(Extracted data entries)

_____

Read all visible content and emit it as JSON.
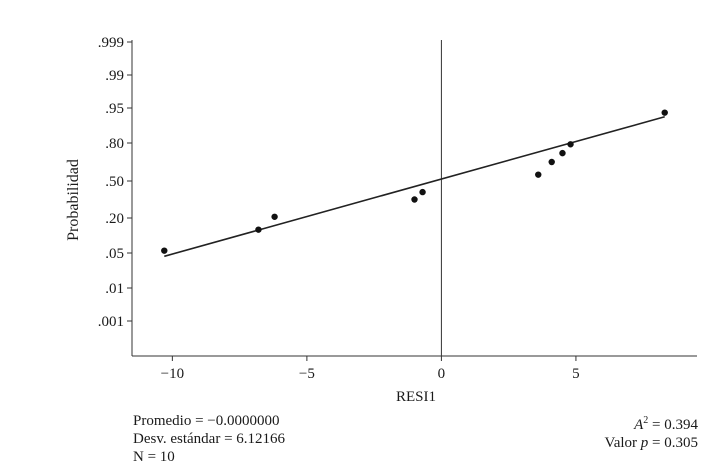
{
  "chart_data": {
    "type": "scatter",
    "title": "",
    "xlabel": "RESI1",
    "ylabel": "Probabilidad",
    "xlim": [
      -11.5,
      9.5
    ],
    "ylim": [
      0,
      1
    ],
    "x_ticks": [
      -10,
      -5,
      0,
      5
    ],
    "y_tick_labels": [
      ".001",
      ".01",
      ".05",
      ".20",
      ".50",
      ".80",
      ".95",
      ".99",
      ".999"
    ],
    "grid": false,
    "points": [
      {
        "x": -10.3,
        "y": 0.06
      },
      {
        "x": -6.8,
        "y": 0.15
      },
      {
        "x": -6.2,
        "y": 0.21
      },
      {
        "x": -1.0,
        "y": 0.35
      },
      {
        "x": -0.7,
        "y": 0.41
      },
      {
        "x": 3.6,
        "y": 0.55
      },
      {
        "x": 4.1,
        "y": 0.65
      },
      {
        "x": 4.5,
        "y": 0.72
      },
      {
        "x": 4.8,
        "y": 0.79
      },
      {
        "x": 8.3,
        "y": 0.93
      }
    ],
    "fit_line": {
      "x_start": -10.3,
      "x_end": 8.3
    }
  },
  "stats_left": [
    "Promedio = −0.0000000",
    "Desv. estándar = 6.12166",
    "N = 10"
  ],
  "stats_right": {
    "a2_label": "A",
    "a2_sup": "2",
    "a2_value": " = 0.394",
    "p_label": "Valor ",
    "p_sym": "p",
    "p_value": " = 0.305"
  }
}
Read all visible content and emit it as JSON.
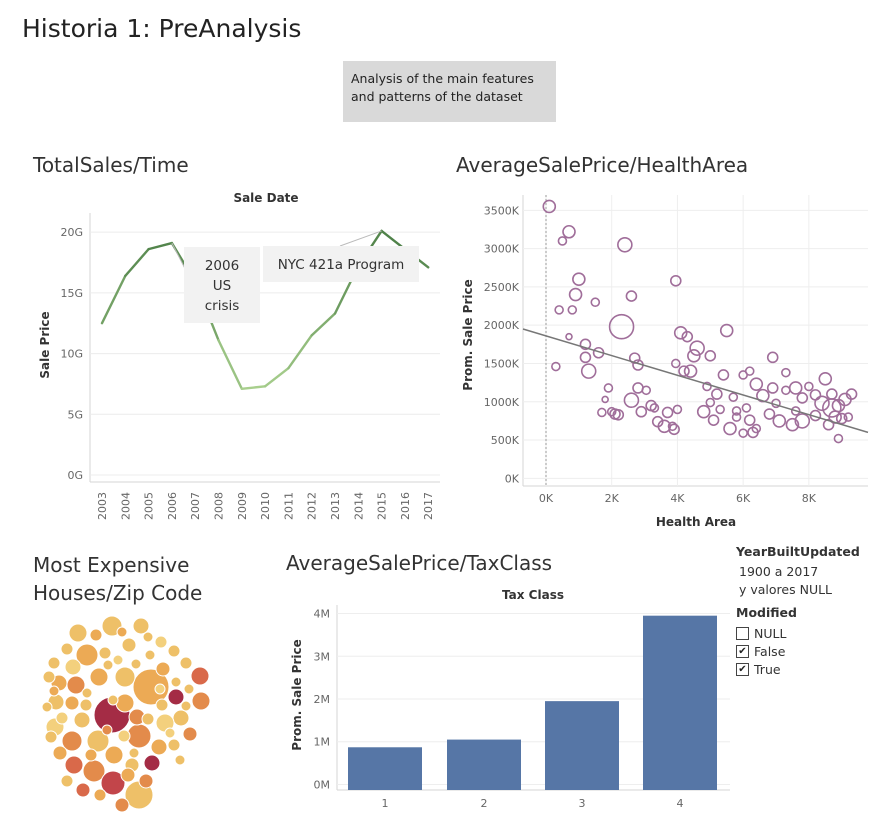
{
  "story_title": "Historia 1: PreAnalysis",
  "description": [
    "Analysis of the main features",
    "and patterns of the dataset"
  ],
  "sheets": {
    "sales_time": "TotalSales/Time",
    "health_area": "AverageSalePrice/HealthArea",
    "zip_code": [
      "Most Expensive",
      "Houses/Zip Code"
    ],
    "tax_class": "AverageSalePrice/TaxClass"
  },
  "legend": {
    "year_title": "YearBuiltUpdated",
    "year_lines": [
      "1900 a 2017",
      "y valores NULL"
    ],
    "modified_title": "Modified",
    "items": [
      {
        "label": "NULL",
        "checked": false
      },
      {
        "label": "False",
        "checked": true
      },
      {
        "label": "True",
        "checked": true
      }
    ]
  },
  "colors": {
    "line_dark": "#4a7d45",
    "line_light": "#a9d08e",
    "scatter": "#a06e9a",
    "bar": "#5676a6",
    "callout_bg": "#f2f2f2"
  },
  "chart_data": [
    {
      "type": "line",
      "title": "Sale Date",
      "ylabel": "Sale Price",
      "x": [
        "2003",
        "2004",
        "2005",
        "2006",
        "2007",
        "2008",
        "2009",
        "2010",
        "2011",
        "2012",
        "2013",
        "2014",
        "2015",
        "2016",
        "2017"
      ],
      "values": [
        12.5,
        16.4,
        18.6,
        19.1,
        15.9,
        11.1,
        7.1,
        7.3,
        8.8,
        11.5,
        13.3,
        17.2,
        20.1,
        18.6,
        17.1
      ],
      "ylim": [
        0,
        21
      ],
      "yticks": [
        "0G",
        "5G",
        "10G",
        "15G",
        "20G"
      ],
      "annotations": [
        "2006\nUS\ncrisis",
        "NYC 421a Program"
      ],
      "grid": true
    },
    {
      "type": "scatter",
      "xlabel": "Health Area",
      "ylabel": "Prom. Sale Price",
      "xticks": [
        "0K",
        "2K",
        "4K",
        "6K",
        "8K"
      ],
      "yticks": [
        "0K",
        "500K",
        "1000K",
        "1500K",
        "2000K",
        "2500K",
        "3000K",
        "3500K"
      ],
      "xlim": [
        -700,
        9800
      ],
      "ylim": [
        -100,
        3700
      ],
      "trend_line": [
        [
          -700,
          1950
        ],
        [
          9800,
          600
        ]
      ],
      "points": [
        [
          100,
          3550,
          6
        ],
        [
          700,
          3220,
          6
        ],
        [
          500,
          3100,
          4
        ],
        [
          2400,
          3050,
          7
        ],
        [
          1000,
          2600,
          6
        ],
        [
          900,
          2400,
          6
        ],
        [
          3950,
          2580,
          5
        ],
        [
          2600,
          2380,
          5
        ],
        [
          1500,
          2300,
          4
        ],
        [
          400,
          2200,
          4
        ],
        [
          2300,
          1980,
          12
        ],
        [
          800,
          2200,
          4
        ],
        [
          700,
          1850,
          3
        ],
        [
          4100,
          1900,
          6
        ],
        [
          4300,
          1850,
          5
        ],
        [
          5500,
          1930,
          6
        ],
        [
          1200,
          1750,
          5
        ],
        [
          1200,
          1580,
          5
        ],
        [
          1600,
          1640,
          5
        ],
        [
          1300,
          1400,
          7
        ],
        [
          2700,
          1570,
          5
        ],
        [
          2800,
          1480,
          5
        ],
        [
          4600,
          1700,
          7
        ],
        [
          4500,
          1600,
          6
        ],
        [
          4400,
          1400,
          6
        ],
        [
          4200,
          1400,
          5
        ],
        [
          3950,
          1500,
          4
        ],
        [
          5000,
          1600,
          5
        ],
        [
          5400,
          1350,
          5
        ],
        [
          6000,
          1350,
          4
        ],
        [
          6900,
          1580,
          5
        ],
        [
          7300,
          1380,
          4
        ],
        [
          6400,
          1230,
          6
        ],
        [
          6600,
          1080,
          6
        ],
        [
          6900,
          1180,
          5
        ],
        [
          7300,
          1150,
          4
        ],
        [
          7600,
          1180,
          6
        ],
        [
          7800,
          1050,
          5
        ],
        [
          8000,
          1200,
          4
        ],
        [
          8200,
          1090,
          5
        ],
        [
          8500,
          1300,
          6
        ],
        [
          8700,
          1100,
          5
        ],
        [
          8900,
          950,
          6
        ],
        [
          9100,
          1030,
          6
        ],
        [
          9300,
          1100,
          5
        ],
        [
          8400,
          980,
          7
        ],
        [
          8700,
          920,
          9
        ],
        [
          8800,
          800,
          6
        ],
        [
          9000,
          780,
          5
        ],
        [
          9200,
          800,
          4
        ],
        [
          8600,
          700,
          5
        ],
        [
          8900,
          520,
          4
        ],
        [
          2800,
          1180,
          5
        ],
        [
          2600,
          1020,
          7
        ],
        [
          2900,
          870,
          5
        ],
        [
          3200,
          950,
          5
        ],
        [
          3400,
          740,
          5
        ],
        [
          3700,
          860,
          5
        ],
        [
          3600,
          680,
          6
        ],
        [
          3900,
          640,
          5
        ],
        [
          1900,
          1180,
          4
        ],
        [
          1700,
          860,
          4
        ],
        [
          2100,
          840,
          5
        ],
        [
          2000,
          870,
          4
        ],
        [
          2200,
          830,
          5
        ],
        [
          1800,
          1030,
          3
        ],
        [
          3050,
          1150,
          4
        ],
        [
          4800,
          870,
          6
        ],
        [
          5000,
          990,
          4
        ],
        [
          5100,
          760,
          5
        ],
        [
          5300,
          900,
          4
        ],
        [
          5600,
          650,
          6
        ],
        [
          5800,
          880,
          4
        ],
        [
          6100,
          920,
          4
        ],
        [
          6200,
          760,
          5
        ],
        [
          6000,
          590,
          4
        ],
        [
          6300,
          600,
          5
        ],
        [
          6400,
          650,
          4
        ],
        [
          6800,
          840,
          5
        ],
        [
          7100,
          750,
          6
        ],
        [
          7500,
          700,
          6
        ],
        [
          7800,
          750,
          7
        ],
        [
          7600,
          880,
          4
        ],
        [
          8200,
          820,
          5
        ],
        [
          4900,
          1200,
          4
        ],
        [
          5200,
          1100,
          5
        ],
        [
          5700,
          1060,
          4
        ],
        [
          5800,
          800,
          4
        ],
        [
          300,
          1460,
          4
        ],
        [
          6200,
          1400,
          4
        ],
        [
          3850,
          680,
          4
        ],
        [
          4000,
          900,
          4
        ],
        [
          3300,
          920,
          4
        ],
        [
          7000,
          980,
          4
        ]
      ]
    },
    {
      "type": "bar",
      "title": "Tax Class",
      "ylabel": "Prom. Sale Price",
      "categories": [
        "1",
        "2",
        "3",
        "4"
      ],
      "values": [
        0.87,
        1.05,
        1.95,
        3.95
      ],
      "ylim": [
        -0.13,
        4.2
      ],
      "yticks": [
        "0M",
        "1M",
        "2M",
        "3M",
        "4M"
      ]
    },
    {
      "type": "bubble",
      "title": "Most Expensive Houses/Zip Code",
      "colors": [
        "#f3d07d",
        "#eec068",
        "#ecaa55",
        "#e38b4b",
        "#d9694a",
        "#c2454a",
        "#a42c45"
      ]
    }
  ]
}
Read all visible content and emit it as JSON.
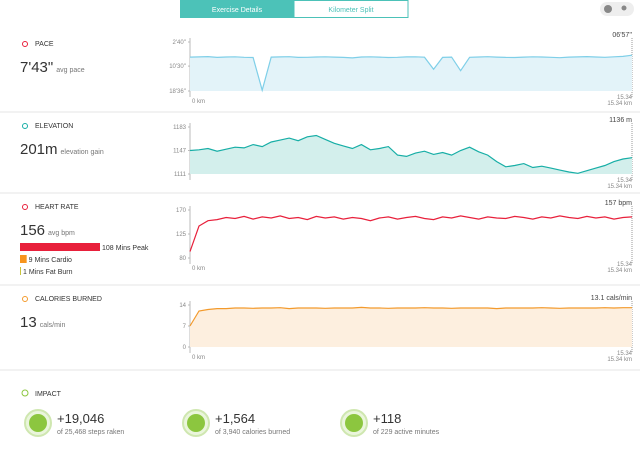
{
  "tabs": [
    "Exercise Details",
    "Kilometer Split"
  ],
  "sections": [
    {
      "title": "PACE",
      "value": "7'43\"",
      "unit": "avg pace",
      "chart": {
        "type": "line",
        "color": "#7fcfe8",
        "fill": "#e3f3f9",
        "ylim": [
          1116,
          160
        ],
        "yticks": [
          {
            "value": 160,
            "label": "2'40''"
          },
          {
            "value": 630,
            "label": "10'30''"
          },
          {
            "value": 1116,
            "label": "18'36''"
          }
        ],
        "top_label": "06'57''",
        "x_start": "0 km",
        "x_end": "15.34",
        "x_end_label": "15.34 km",
        "values": [
          455,
          450,
          445,
          460,
          452,
          448,
          458,
          462,
          1100,
          455,
          450,
          447,
          460,
          458,
          452,
          449,
          455,
          460,
          470,
          453,
          448,
          455,
          462,
          458,
          451,
          449,
          456,
          690,
          460,
          455,
          720,
          458,
          452,
          447,
          455,
          460,
          462,
          454,
          449,
          453,
          458,
          466,
          455,
          450,
          445,
          452,
          458,
          448,
          441,
          417
        ]
      }
    },
    {
      "title": "ELEVATION",
      "value": "201m",
      "unit": "elevation gain",
      "chart": {
        "type": "line",
        "color": "#17aea6",
        "fill": "#d3efec",
        "ylim": [
          1111,
          1183
        ],
        "yticks": [
          1183,
          1147,
          1111
        ],
        "top_label": "1136 m",
        "x_end": "15.34",
        "x_end_label": "15.34 km",
        "values": [
          1147,
          1148,
          1150,
          1146,
          1149,
          1152,
          1151,
          1156,
          1153,
          1160,
          1163,
          1166,
          1162,
          1168,
          1170,
          1164,
          1158,
          1154,
          1150,
          1156,
          1148,
          1150,
          1153,
          1140,
          1138,
          1143,
          1146,
          1141,
          1144,
          1140,
          1147,
          1152,
          1145,
          1140,
          1130,
          1122,
          1124,
          1127,
          1121,
          1123,
          1120,
          1117,
          1114,
          1112,
          1116,
          1120,
          1124,
          1130,
          1134,
          1136
        ]
      }
    },
    {
      "title": "HEART RATE",
      "value": "156",
      "unit": "avg bpm",
      "zones": [
        {
          "minutes": 108,
          "label": "Mins Peak",
          "color": "#e8203b"
        },
        {
          "minutes": 9,
          "label": "Mins Cardio",
          "color": "#f7941d"
        },
        {
          "minutes": 1,
          "label": "Mins Fat Burn",
          "color": "#c8c43a"
        }
      ],
      "chart": {
        "type": "line",
        "color": "#e8203b",
        "ylim": [
          80,
          170
        ],
        "yticks": [
          170,
          125,
          80
        ],
        "top_label": "157 bpm",
        "x_start": "0 km",
        "x_end": "15.34",
        "x_end_label": "15.34 km",
        "values": [
          92,
          140,
          150,
          152,
          156,
          154,
          158,
          153,
          157,
          155,
          159,
          154,
          156,
          152,
          158,
          155,
          157,
          153,
          156,
          154,
          150,
          155,
          157,
          153,
          156,
          158,
          154,
          152,
          157,
          155,
          159,
          156,
          153,
          157,
          155,
          154,
          158,
          156,
          153,
          157,
          155,
          159,
          156,
          154,
          158,
          155,
          157,
          153,
          156,
          157
        ]
      }
    },
    {
      "title": "CALORIES BURNED",
      "value": "13",
      "unit": "cals/min",
      "chart": {
        "type": "line",
        "color": "#f39a2c",
        "fill": "#fdefdf",
        "ylim": [
          0,
          14
        ],
        "yticks": [
          14,
          7,
          0
        ],
        "top_label": "13.1 cals/min",
        "x_start": "0 km",
        "x_end": "15.34",
        "x_end_label": "15.34 km",
        "values": [
          7,
          12,
          12.5,
          12.8,
          12.8,
          13,
          13,
          12.9,
          13,
          13,
          13.1,
          12.8,
          13,
          13,
          13,
          12.9,
          13,
          13,
          13,
          13.2,
          13,
          13,
          12.9,
          13,
          13,
          13,
          13.1,
          13,
          13,
          12.9,
          13,
          13,
          13,
          13,
          12.8,
          13,
          13,
          13,
          13,
          13.1,
          13,
          12.9,
          13,
          13,
          13,
          13,
          13.1,
          13,
          13.1,
          13.1
        ]
      }
    }
  ],
  "impact": {
    "title": "IMPACT",
    "items": [
      {
        "value": "+19,046",
        "detail": "of 25,468 steps raken"
      },
      {
        "value": "+1,564",
        "detail": "of 3,940 calories burned"
      },
      {
        "value": "+118",
        "detail": "of 229 active minutes"
      }
    ]
  }
}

_____

* **EXERCISE GOAL**
Using the entries above, return each line that includes the word "unit".

* **OUTPUT**
      "unit": "avg pace",
      "unit": "elevation gain",
      "unit": "avg bpm",
      "unit": "cals/min",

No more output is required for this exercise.